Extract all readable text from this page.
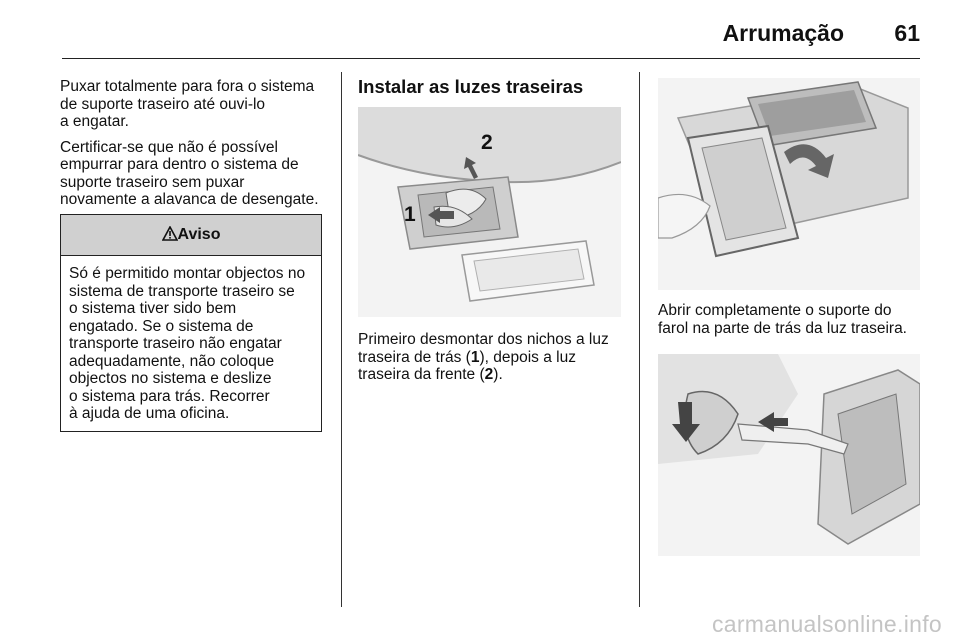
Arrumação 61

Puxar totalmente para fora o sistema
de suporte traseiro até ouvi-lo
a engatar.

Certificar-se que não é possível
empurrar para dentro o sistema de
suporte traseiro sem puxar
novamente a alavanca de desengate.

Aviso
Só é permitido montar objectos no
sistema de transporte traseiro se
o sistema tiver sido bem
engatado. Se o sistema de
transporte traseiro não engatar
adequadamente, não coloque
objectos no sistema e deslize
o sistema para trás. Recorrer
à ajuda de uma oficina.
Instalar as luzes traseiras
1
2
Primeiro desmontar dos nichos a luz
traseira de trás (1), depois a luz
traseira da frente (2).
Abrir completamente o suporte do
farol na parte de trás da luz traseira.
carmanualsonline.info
☆ ☆ ☆ ☆ ☆
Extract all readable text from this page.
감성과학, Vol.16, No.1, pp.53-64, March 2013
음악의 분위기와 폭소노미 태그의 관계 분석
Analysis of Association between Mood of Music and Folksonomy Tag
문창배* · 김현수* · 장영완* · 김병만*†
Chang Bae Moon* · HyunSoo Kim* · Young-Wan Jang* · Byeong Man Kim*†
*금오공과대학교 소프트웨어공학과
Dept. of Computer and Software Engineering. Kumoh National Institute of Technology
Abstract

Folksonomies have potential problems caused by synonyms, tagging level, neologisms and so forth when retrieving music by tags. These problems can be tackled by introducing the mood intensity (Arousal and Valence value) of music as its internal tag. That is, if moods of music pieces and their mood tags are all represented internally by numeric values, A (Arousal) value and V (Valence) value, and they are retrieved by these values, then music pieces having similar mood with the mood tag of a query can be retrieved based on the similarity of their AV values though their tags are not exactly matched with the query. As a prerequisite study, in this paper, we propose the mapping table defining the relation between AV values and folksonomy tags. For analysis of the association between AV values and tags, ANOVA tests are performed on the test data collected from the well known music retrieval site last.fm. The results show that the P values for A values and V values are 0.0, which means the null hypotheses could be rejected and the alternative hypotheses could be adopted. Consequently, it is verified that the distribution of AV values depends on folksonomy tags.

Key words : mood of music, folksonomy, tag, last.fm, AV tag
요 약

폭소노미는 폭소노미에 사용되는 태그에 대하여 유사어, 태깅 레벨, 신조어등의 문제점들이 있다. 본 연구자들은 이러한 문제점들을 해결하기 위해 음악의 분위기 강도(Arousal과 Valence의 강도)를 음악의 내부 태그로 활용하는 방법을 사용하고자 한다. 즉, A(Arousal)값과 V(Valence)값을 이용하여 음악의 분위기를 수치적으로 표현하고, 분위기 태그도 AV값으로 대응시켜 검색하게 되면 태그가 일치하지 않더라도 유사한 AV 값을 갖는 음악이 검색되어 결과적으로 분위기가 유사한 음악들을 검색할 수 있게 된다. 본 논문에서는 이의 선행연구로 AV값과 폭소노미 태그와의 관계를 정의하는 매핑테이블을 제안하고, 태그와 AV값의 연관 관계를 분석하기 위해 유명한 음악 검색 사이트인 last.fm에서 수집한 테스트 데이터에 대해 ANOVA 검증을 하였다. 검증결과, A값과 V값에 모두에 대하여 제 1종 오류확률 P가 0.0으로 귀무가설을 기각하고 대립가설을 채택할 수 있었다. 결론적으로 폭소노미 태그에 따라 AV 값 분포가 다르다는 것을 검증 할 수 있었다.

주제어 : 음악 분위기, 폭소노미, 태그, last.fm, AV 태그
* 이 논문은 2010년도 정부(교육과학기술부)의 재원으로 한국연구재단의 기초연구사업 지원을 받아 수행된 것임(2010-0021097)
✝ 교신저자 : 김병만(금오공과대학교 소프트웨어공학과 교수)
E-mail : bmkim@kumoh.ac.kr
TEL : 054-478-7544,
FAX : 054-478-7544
☆ ☆ ☆ ☆ ☆
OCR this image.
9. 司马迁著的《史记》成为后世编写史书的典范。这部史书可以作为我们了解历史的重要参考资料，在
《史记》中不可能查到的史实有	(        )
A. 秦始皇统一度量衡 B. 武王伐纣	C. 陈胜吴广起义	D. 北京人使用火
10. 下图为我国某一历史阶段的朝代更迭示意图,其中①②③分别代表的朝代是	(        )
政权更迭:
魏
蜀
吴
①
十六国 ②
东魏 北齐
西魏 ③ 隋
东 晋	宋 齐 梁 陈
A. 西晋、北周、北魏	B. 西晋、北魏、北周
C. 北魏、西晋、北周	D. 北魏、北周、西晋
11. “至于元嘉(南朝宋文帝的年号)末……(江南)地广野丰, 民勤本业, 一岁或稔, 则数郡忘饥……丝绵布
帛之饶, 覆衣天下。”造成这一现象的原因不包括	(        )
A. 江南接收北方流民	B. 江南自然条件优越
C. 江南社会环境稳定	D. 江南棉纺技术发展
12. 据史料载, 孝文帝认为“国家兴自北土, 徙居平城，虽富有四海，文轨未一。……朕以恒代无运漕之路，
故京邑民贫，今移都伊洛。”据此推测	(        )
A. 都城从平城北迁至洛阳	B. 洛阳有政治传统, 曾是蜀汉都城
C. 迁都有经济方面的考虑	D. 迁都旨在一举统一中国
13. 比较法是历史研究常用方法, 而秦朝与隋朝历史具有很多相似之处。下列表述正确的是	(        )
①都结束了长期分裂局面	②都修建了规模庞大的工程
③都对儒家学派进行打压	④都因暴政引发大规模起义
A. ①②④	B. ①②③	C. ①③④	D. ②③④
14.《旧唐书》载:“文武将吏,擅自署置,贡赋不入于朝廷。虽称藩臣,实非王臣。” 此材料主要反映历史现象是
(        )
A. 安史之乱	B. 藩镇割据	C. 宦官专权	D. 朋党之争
☆ ☆ ☆ ☆ ☆
### DIRECTION:
Gather each line from the entries above that includes the word "금오공과대학교".

### ANSWER TO THIS TASK:
*금오공과대학교 소프트웨어공학과
✝ 교신저자 : 김병만(금오공과대학교 소프트웨어공학과 교수)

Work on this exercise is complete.